> **TASKS TO CARRY OUT**
1. In the commentary on MarketWatch's recovery claims, how many jobs were created last month?
2. Decide whether each statement agrees with the commentary on MarketWatch's recovery claims: (a) The New York Times reported that the latest output number beat analysts' expectations. (b) The American Bankers Association's economic committee raised its 2011 GDP growth estimate from 3% to 3.3%. (c) The Federal Reserve's money to Wall Street gives a real benefit to the bottom 98% in general.
3. Write a continuation of the commentary on MarketWatch's recovery claims, starting after its last sentence.

> **SELECTED EXTRACT**
--- START ---

No real recovery possible until good paying jobs are produced.

7)  Improving job market

Here's another example of where MarketWatch admits things are bad but still wants to call it a positive.  They write "Granted, we have a high unemployment rate..."

Yes we do.  9% unofficially which is that low Solely because 200,000 more individuals gave up looking for work in January than had been in December '10 and through warped statistics, when people give up, they aren't counted as 'unemployed'.  Last month a pathetic 36,000 jobs were created.  Unofficial unemployment in closer to 19% when counting all statistical factors which the Bureau of Labor Statistics avoids considering...

8)  Stocks are up nicely

This is the part of the posting where I am consuming large amounts of Tums, Rolaids, Pepto and anything else I can find as this is being written...

Stocks are up?!.. Who Bleeping Cares!

The market for most of US history was an accurate barometer of the economic state of the nation.  The stronger the market, the stronger the economy.  Like I said previously, the Federal Reserve has given Wall Street trillions of dollars in free money to help the US and global markets.  This money does not trickle down or translate into any Real benefit to the bottom 98% unless you are a Professional investor.

The current stock market's accuracy in relation to representing the general economy and Main Street, is equivalent to a thermometer reading 85degrees on a snowy, blistery cold day.

9)  Fourth-quarter GDP was strong

MarketWatch is delighted that "the economy grew at an inflation-adjusted annual rate of 3.2% in the fourth quarter"  Read that closely-  'inflation adjusted' and an 'annual rate' to describe a particular quarter.  Total gobbletygook.

The New York Times explained it well, "The latest output number was slightly below analysts' expectations of 3.5 percent.  Nor is it anywhere near the levels of previous recoveries at this point in the cycle. So more needs to be done."

Nice job turning a so-so statistic into a reason for 'Recovery', MarketWatch

10)  2011 GDP outlook is improving

MarketWatch says "the economic committee of the American Bankers Association increased its GDP estimate for 2011 by about 10% on the year. Specifically, the group said gross domestic product should expand by 3.3%, up from its previous estimate of 3% that it made in June. This is just one group, and it is way too early in 2011 to know what the year will hold, but it's still noteworthy nonetheless."

--- END ---

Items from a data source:
--- START ---

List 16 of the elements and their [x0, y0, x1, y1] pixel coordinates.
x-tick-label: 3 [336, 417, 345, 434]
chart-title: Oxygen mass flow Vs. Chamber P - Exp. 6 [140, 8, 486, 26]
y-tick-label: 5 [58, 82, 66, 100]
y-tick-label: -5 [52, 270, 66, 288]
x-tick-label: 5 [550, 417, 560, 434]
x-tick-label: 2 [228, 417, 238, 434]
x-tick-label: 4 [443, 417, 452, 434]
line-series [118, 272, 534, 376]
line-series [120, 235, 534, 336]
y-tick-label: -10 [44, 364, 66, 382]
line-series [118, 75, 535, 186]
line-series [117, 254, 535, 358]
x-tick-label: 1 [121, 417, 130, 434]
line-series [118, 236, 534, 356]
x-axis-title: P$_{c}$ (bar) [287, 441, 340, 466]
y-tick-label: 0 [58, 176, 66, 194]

--- END ---

> **RESPONSES IN ORDER**
1. 36,000 jobs.

2.
(a) No: "The latest output number was slightly below analysts' expectations of 3.5 percent."
(b) Yes: "gross domestic product should expand by 3.3%, up from its previous estimate of 3% that it made in June."
(c) No: "This money does not trickle down or translate into any Real benefit to the bottom 98% unless you are a Professional investor."

3.
First, yes its just one group of bankers-- and yet MarketWatch based its Entire reasoning for point #10 on it.  Second, as A&G has demonstrated in previous posts, Economists are almost always wrong.  They were all wrong in not predicting the downturn of 2008 and they've been wrong about the economy since, giving overly inflated and optimistic projections and repeatedly being found to be inaccurate.

As was written a moment ago, economists boldly predicted GDP in 4th Q of 2010 would be 3.5% .  They were Wrong.  It was 3.2%.  Do the media attack and criticize economists for being consistently inaccurate?  Nope.  They just cheerlead the numbers provided and give economists another free pass.

11) Wall of worry persists

I thought this was the funniest.. 'Wall of worry persists' is not a reason the economy will improve.  Yet it is listed as an 11th "sign the economy is on the right path".  As MarketWatch puts it,  "a healthy dose of skepticism will keep the recovery honest"

People best wake up to this reality--  There is no recovery for the economic bottom 98%.   And there will not be for some time until you have government stop ignoring the bottom 98% and start enacting sincere economic policies that bypass Wall Street and big business, with singular focus on Main Street.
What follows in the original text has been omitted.